- **Written exercise**: Output each line of the material exactly as it stands.

- **Collected data**:
******************************
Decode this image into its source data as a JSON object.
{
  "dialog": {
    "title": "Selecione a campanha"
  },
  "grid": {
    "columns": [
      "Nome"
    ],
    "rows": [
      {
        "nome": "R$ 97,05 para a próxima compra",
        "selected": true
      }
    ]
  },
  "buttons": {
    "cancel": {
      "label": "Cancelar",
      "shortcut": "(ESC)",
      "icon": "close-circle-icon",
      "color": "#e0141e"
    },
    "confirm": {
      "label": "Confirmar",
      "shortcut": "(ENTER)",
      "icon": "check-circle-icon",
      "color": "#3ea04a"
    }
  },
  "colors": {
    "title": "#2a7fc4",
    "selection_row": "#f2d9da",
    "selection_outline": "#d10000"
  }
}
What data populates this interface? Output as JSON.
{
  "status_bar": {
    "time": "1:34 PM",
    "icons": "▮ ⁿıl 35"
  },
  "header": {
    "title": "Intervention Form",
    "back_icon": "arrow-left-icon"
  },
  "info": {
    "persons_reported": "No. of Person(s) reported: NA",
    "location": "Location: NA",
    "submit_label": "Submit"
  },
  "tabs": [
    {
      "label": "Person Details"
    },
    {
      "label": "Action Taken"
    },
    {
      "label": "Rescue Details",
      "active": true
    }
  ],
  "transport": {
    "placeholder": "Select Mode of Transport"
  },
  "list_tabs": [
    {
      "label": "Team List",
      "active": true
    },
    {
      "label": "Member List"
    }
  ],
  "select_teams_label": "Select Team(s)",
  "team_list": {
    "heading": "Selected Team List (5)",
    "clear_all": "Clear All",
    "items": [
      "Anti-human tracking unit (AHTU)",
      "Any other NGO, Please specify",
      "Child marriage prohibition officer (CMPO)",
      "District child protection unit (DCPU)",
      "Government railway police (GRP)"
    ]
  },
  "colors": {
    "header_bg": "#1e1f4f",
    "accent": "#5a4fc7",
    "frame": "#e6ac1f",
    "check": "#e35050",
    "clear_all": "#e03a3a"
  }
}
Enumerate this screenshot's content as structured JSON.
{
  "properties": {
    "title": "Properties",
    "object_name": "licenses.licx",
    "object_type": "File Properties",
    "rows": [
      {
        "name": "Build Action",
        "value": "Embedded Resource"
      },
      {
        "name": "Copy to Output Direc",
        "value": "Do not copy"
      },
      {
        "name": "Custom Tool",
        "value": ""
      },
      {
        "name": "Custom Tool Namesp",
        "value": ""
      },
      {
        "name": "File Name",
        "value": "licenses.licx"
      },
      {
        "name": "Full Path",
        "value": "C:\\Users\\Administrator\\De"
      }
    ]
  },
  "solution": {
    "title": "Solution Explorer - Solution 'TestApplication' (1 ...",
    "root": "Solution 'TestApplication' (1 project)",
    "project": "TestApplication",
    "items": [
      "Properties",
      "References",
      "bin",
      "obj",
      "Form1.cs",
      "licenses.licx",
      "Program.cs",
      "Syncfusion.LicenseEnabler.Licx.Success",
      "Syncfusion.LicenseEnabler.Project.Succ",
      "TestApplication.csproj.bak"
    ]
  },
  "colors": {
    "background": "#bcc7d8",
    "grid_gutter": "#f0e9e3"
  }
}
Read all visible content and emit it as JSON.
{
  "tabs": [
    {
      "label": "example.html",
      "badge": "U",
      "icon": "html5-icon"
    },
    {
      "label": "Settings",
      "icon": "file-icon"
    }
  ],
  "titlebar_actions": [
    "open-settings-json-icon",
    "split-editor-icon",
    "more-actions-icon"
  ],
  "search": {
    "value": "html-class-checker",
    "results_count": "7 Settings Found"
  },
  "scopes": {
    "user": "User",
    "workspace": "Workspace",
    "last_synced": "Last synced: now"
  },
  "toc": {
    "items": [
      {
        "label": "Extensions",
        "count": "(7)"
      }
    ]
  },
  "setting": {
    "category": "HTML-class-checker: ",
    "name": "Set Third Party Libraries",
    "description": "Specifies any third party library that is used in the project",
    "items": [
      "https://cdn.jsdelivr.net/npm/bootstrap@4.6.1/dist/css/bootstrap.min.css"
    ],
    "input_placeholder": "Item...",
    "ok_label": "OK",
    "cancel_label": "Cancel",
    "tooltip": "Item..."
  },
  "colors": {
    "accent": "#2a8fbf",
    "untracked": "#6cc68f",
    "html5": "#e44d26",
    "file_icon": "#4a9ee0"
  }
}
******************************
- **Answer to this task**:
Decode this image into its source data as a JSON object.
{
  "dialog": {
    "title": "Selecione a campanha"
  },
  "grid": {
    "columns": [
      "Nome"
    ],
    "rows": [
      {
        "nome": "R$ 97,05 para a próxima compra",
        "selected": true
      }
    ]
  },
  "buttons": {
    "cancel": {
      "label": "Cancelar",
      "shortcut": "(ESC)",
      "icon": "close-circle-icon",
      "color": "#e0141e"
    },
    "confirm": {
      "label": "Confirmar",
      "shortcut": "(ENTER)",
      "icon": "check-circle-icon",
      "color": "#3ea04a"
    }
  },
  "colors": {
    "title": "#2a7fc4",
    "selection_row": "#f2d9da",
    "selection_outline": "#d10000"
  }
}
What data populates this interface? Output as JSON.
{
  "status_bar": {
    "time": "1:34 PM",
    "icons": "▮ ⁿıl 35"
  },
  "header": {
    "title": "Intervention Form",
    "back_icon": "arrow-left-icon"
  },
  "info": {
    "persons_reported": "No. of Person(s) reported: NA",
    "location": "Location: NA",
    "submit_label": "Submit"
  },
  "tabs": [
    {
      "label": "Person Details"
    },
    {
      "label": "Action Taken"
    },
    {
      "label": "Rescue Details",
      "active": true
    }
  ],
  "transport": {
    "placeholder": "Select Mode of Transport"
  },
  "list_tabs": [
    {
      "label": "Team List",
      "active": true
    },
    {
      "label": "Member List"
    }
  ],
  "select_teams_label": "Select Team(s)",
  "team_list": {
    "heading": "Selected Team List (5)",
    "clear_all": "Clear All",
    "items": [
      "Anti-human tracking unit (AHTU)",
      "Any other NGO, Please specify",
      "Child marriage prohibition officer (CMPO)",
      "District child protection unit (DCPU)",
      "Government railway police (GRP)"
    ]
  },
  "colors": {
    "header_bg": "#1e1f4f",
    "accent": "#5a4fc7",
    "frame": "#e6ac1f",
    "check": "#e35050",
    "clear_all": "#e03a3a"
  }
}
Enumerate this screenshot's content as structured JSON.
{
  "properties": {
    "title": "Properties",
    "object_name": "licenses.licx",
    "object_type": "File Properties",
    "rows": [
      {
        "name": "Build Action",
        "value": "Embedded Resource"
      },
      {
        "name": "Copy to Output Direc",
        "value": "Do not copy"
      },
      {
        "name": "Custom Tool",
        "value": ""
      },
      {
        "name": "Custom Tool Namesp",
        "value": ""
      },
      {
        "name": "File Name",
        "value": "licenses.licx"
      },
      {
        "name": "Full Path",
        "value": "C:\\Users\\Administrator\\De"
      }
    ]
  },
  "solution": {
    "title": "Solution Explorer - Solution 'TestApplication' (1 ...",
    "root": "Solution 'TestApplication' (1 project)",
    "project": "TestApplication",
    "items": [
      "Properties",
      "References",
      "bin",
      "obj",
      "Form1.cs",
      "licenses.licx",
      "Program.cs",
      "Syncfusion.LicenseEnabler.Licx.Success",
      "Syncfusion.LicenseEnabler.Project.Succ",
      "TestApplication.csproj.bak"
    ]
  },
  "colors": {
    "background": "#bcc7d8",
    "grid_gutter": "#f0e9e3"
  }
}
Read all visible content and emit it as JSON.
{
  "tabs": [
    {
      "label": "example.html",
      "badge": "U",
      "icon": "html5-icon"
    },
    {
      "label": "Settings",
      "icon": "file-icon"
    }
  ],
  "titlebar_actions": [
    "open-settings-json-icon",
    "split-editor-icon",
    "more-actions-icon"
  ],
  "search": {
    "value": "html-class-checker",
    "results_count": "7 Settings Found"
  },
  "scopes": {
    "user": "User",
    "workspace": "Workspace",
    "last_synced": "Last synced: now"
  },
  "toc": {
    "items": [
      {
        "label": "Extensions",
        "count": "(7)"
      }
    ]
  },
  "setting": {
    "category": "HTML-class-checker: ",
    "name": "Set Third Party Libraries",
    "description": "Specifies any third party library that is used in the project",
    "items": [
      "https://cdn.jsdelivr.net/npm/bootstrap@4.6.1/dist/css/bootstrap.min.css"
    ],
    "input_placeholder": "Item...",
    "ok_label": "OK",
    "cancel_label": "Cancel",
    "tooltip": "Item..."
  },
  "colors": {
    "accent": "#2a8fbf",
    "untracked": "#6cc68f",
    "html5": "#e44d26",
    "file_icon": "#4a9ee0"
  }
}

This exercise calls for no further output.